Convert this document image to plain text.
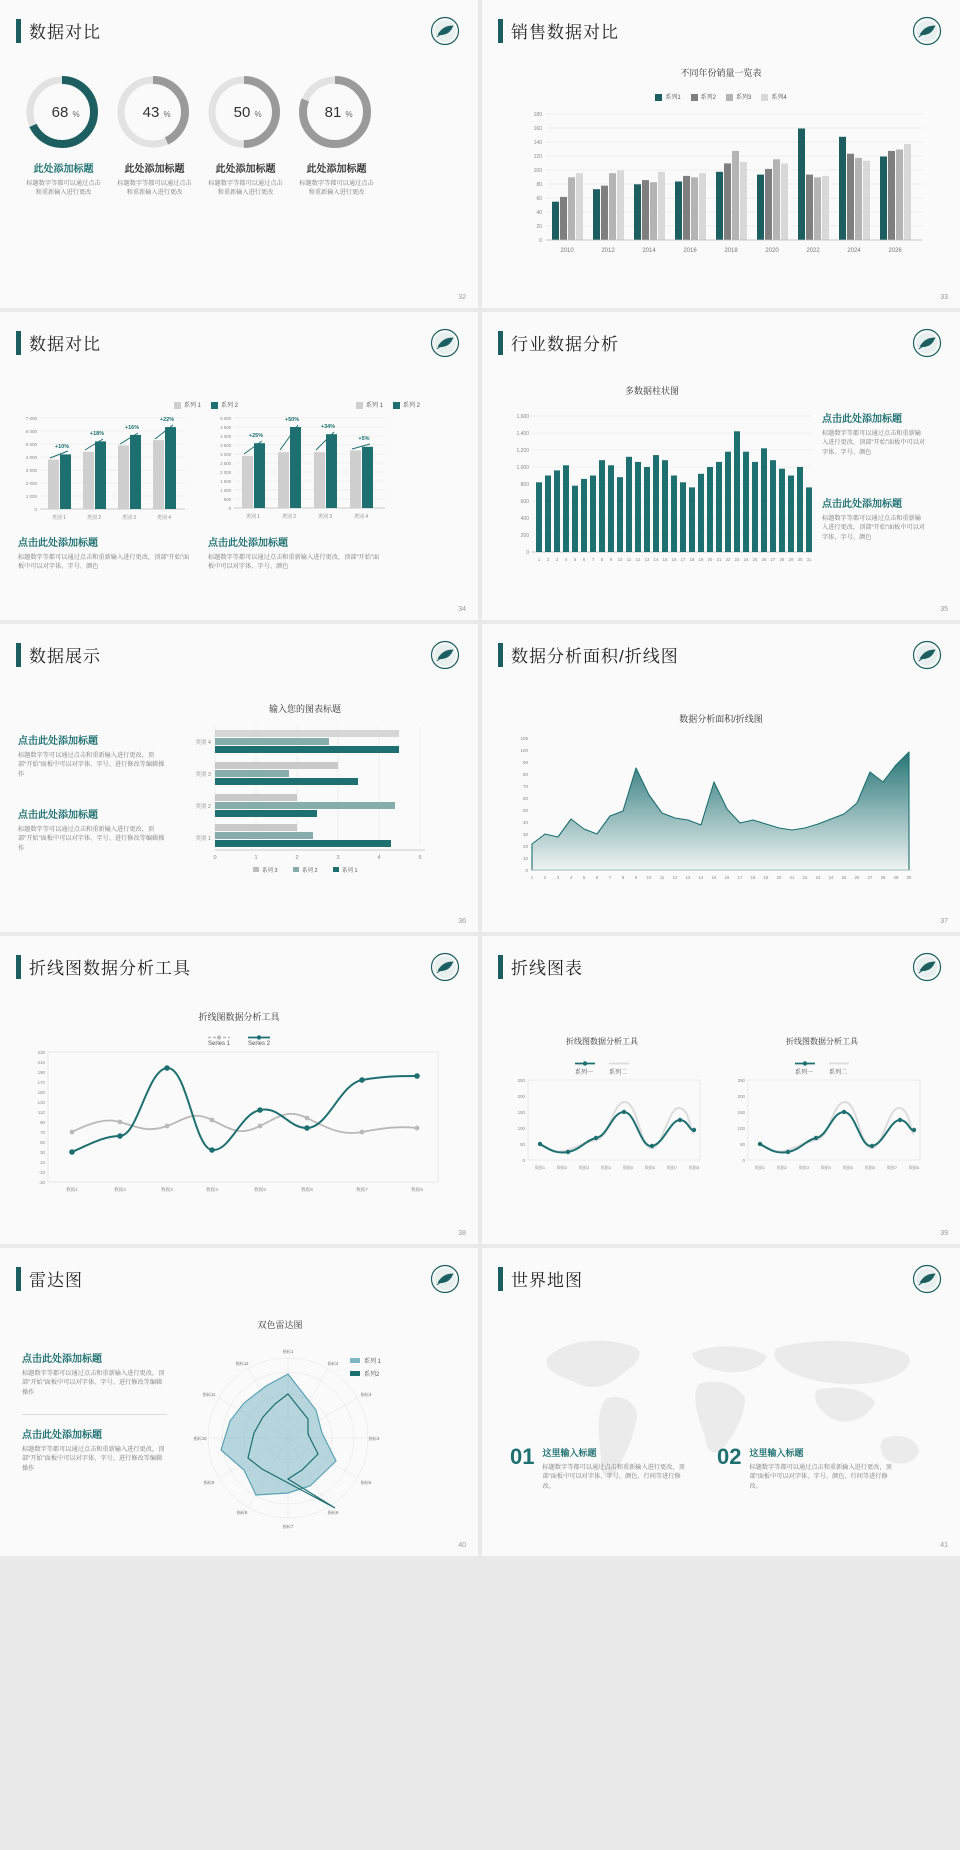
数据对比
68 %
此处添加标题
标题数字等都可以通过点击和重新输入进行更改
43 %
此处添加标题
标题数字等都可以通过点击和重新输入进行更改
50 %
此处添加标题
标题数字等都可以通过点击和重新输入进行更改
81 %
此处添加标题
标题数字等都可以通过点击和重新输入进行更改
32
销售数据对比
不同年份销量一览表
系列1	系列2	系列3	系列4
180
160
140
120
100
80
60
40
20
0
2010	2012	2014	2016	2018	2020	2022	2024	2026
33
数据对比
系列 1	系列 2
7 000
6 000
5 000
4 000
3 000
2 000
1 000
0
+10%
+18%
+16%
+22%
类别 1	类别 2	类别 3	类别 4
系列 1	系列 2
5 000
4 500
4 000
3 500
3 000
2 500
2 000
1 500
1 000
500
0
+25%
+50%
+34%
+5%
类别 1	类别 2	类别 3	类别 4
点击此处添加标题
标题数字等都可以通过点击和重新输入进行更改，顶部“开始”面板中可以对字体、字号、颜色
点击此处添加标题
标题数字等都可以通过点击和重新输入进行更改，顶部“开始”面板中可以对字体、字号、颜色
34
行业数据分析
多数据柱状图
1,600
1,400
1,200
1,000
800
600
400
200
0
1 2 3 4 5 6 7 8 9 10 11 12 13 14 15 16 17 18 19 20 21 22 23 24 25 26 27 28 29 30 31
点击此处添加标题
标题数字等都可以通过点击和重新输入进行更改，顶部“开始”面板中可以对字体、字号、颜色
点击此处添加标题
标题数字等都可以通过点击和重新输入进行更改，顶部“开始”面板中可以对字体、字号、颜色
35
数据展示
点击此处添加标题
标题数字等可以通过点击和重新输入进行更改，顶部“开始”面板中可以对字体、字号、进行修改等编辑操作
点击此处添加标题
标题数字等可以通过点击和重新输入进行更改，顶部“开始”面板中可以对字体、字号、进行修改等编辑操作
输入您的图表标题
类别 4
类别 3
类别 2
类别 1
0	1	2	3	4	5
系列 3	系列 2	系列 1
36
数据分析面积/折线图
数据分析面积/折线图
105
100
90
80
70
60
50
40
30
20
10
0
1	2	3	4	5	6	7	8	9 10 11 12 13 14 15 16 17 18 19 20 21 22 23 24 25 26 27 28 29 30
37
折线图数据分析工具
折线图数据分析工具
Series 1	Series 2
230
210
190
170
150
130
110
90
70
50
30
10
-10
-30
数据1	数据2	数据3	数据4	数据5	数据6	数据7	数据8
38
折线图表
折线图数据分析工具
系列一	系列二
250
200
150
100
50
0
数据1	数据2	数据3	数据4	数据5	数据6	数据7	数据8
折线图数据分析工具
系列一	系列二
250
200
150
100
50
0
数据1	数据2	数据3	数据4	数据5	数据6	数据7	数据8
39
雷达图
点击此处添加标题
标题数字等都可以通过点击和重新输入进行更改，顶部“开始”面板中可以对字体、字号、进行修改等编辑操作
点击此处添加标题
标题数字等都可以通过点击和重新输入进行更改，顶部“开始”面板中可以对字体、字号、进行修改等编辑操作
双色雷达图
指标1
指标2
指标3
指标4
指标5
指标6
指标7
指标8
指标9
指标10
指标11
指标12	系列 1
系列2
40
世界地图
01 这里输入标题
标题数字等都可以通过点击和重新输入进行更改，顶部“面板中可以对字体、字号、颜色、行间等进行修改。
02 这里输入标题
标题数字等都可以通过点击和重新输入进行更改，顶部“面板中可以对字体、字号、颜色、行间等进行修改。
41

+===+

The records above must be transcribed exactly. Pictures are left out of the copy.

## Task result
Convert this document image to plain text.
数据对比
68 %
此处添加标题
标题数字等都可以通过点击和重新输入进行更改
43 %
此处添加标题
标题数字等都可以通过点击和重新输入进行更改
50 %
此处添加标题
标题数字等都可以通过点击和重新输入进行更改
81 %
此处添加标题
标题数字等都可以通过点击和重新输入进行更改
32
销售数据对比
不同年份销量一览表
系列1	系列2	系列3	系列4
180
160
140
120
100
80
60
40
20
0
2010	2012	2014	2016	2018	2020	2022	2024	2026
33
数据对比
系列 1	系列 2
7 000
6 000
5 000
4 000
3 000
2 000
1 000
0
+10%
+18%
+16%
+22%
类别 1	类别 2	类别 3	类别 4
系列 1	系列 2
5 000
4 500
4 000
3 500
3 000
2 500
2 000
1 500
1 000
500
0
+25%
+50%
+34%
+5%
类别 1	类别 2	类别 3	类别 4
点击此处添加标题
标题数字等都可以通过点击和重新输入进行更改，顶部“开始”面板中可以对字体、字号、颜色
点击此处添加标题
标题数字等都可以通过点击和重新输入进行更改，顶部“开始”面板中可以对字体、字号、颜色
34
行业数据分析
多数据柱状图
1,600
1,400
1,200
1,000
800
600
400
200
0
1 2 3 4 5 6 7 8 9 10 11 12 13 14 15 16 17 18 19 20 21 22 23 24 25 26 27 28 29 30 31
点击此处添加标题
标题数字等都可以通过点击和重新输入进行更改，顶部“开始”面板中可以对字体、字号、颜色
点击此处添加标题
标题数字等都可以通过点击和重新输入进行更改，顶部“开始”面板中可以对字体、字号、颜色
35
数据展示
点击此处添加标题
标题数字等可以通过点击和重新输入进行更改，顶部“开始”面板中可以对字体、字号、进行修改等编辑操作
点击此处添加标题
标题数字等可以通过点击和重新输入进行更改，顶部“开始”面板中可以对字体、字号、进行修改等编辑操作
输入您的图表标题
类别 4
类别 3
类别 2
类别 1
0	1	2	3	4	5
系列 3	系列 2	系列 1
36
数据分析面积/折线图
数据分析面积/折线图
105
100
90
80
70
60
50
40
30
20
10
0
1	2	3	4	5	6	7	8	9 10 11 12 13 14 15 16 17 18 19 20 21 22 23 24 25 26 27 28 29 30
37
折线图数据分析工具
折线图数据分析工具
Series 1	Series 2
230
210
190
170
150
130
110
90
70
50
30
10
-10
-30
数据1	数据2	数据3	数据4	数据5	数据6	数据7	数据8
38
折线图表
折线图数据分析工具
系列一	系列二
250
200
150
100
50
0
数据1	数据2	数据3	数据4	数据5	数据6	数据7	数据8
折线图数据分析工具
系列一	系列二
250
200
150
100
50
0
数据1	数据2	数据3	数据4	数据5	数据6	数据7	数据8
39
雷达图
点击此处添加标题
标题数字等都可以通过点击和重新输入进行更改，顶部“开始”面板中可以对字体、字号、进行修改等编辑操作
点击此处添加标题
标题数字等都可以通过点击和重新输入进行更改，顶部“开始”面板中可以对字体、字号、进行修改等编辑操作
双色雷达图
指标1
指标2
指标3
指标4
指标5
指标6
指标7
指标8
指标9
指标10
指标11
指标12	系列 1
系列2
40
世界地图
01 这里输入标题
标题数字等都可以通过点击和重新输入进行更改，顶部“面板中可以对字体、字号、颜色、行间等进行修改。
02 这里输入标题
标题数字等都可以通过点击和重新输入进行更改，顶部“面板中可以对字体、字号、颜色、行间等进行修改。
41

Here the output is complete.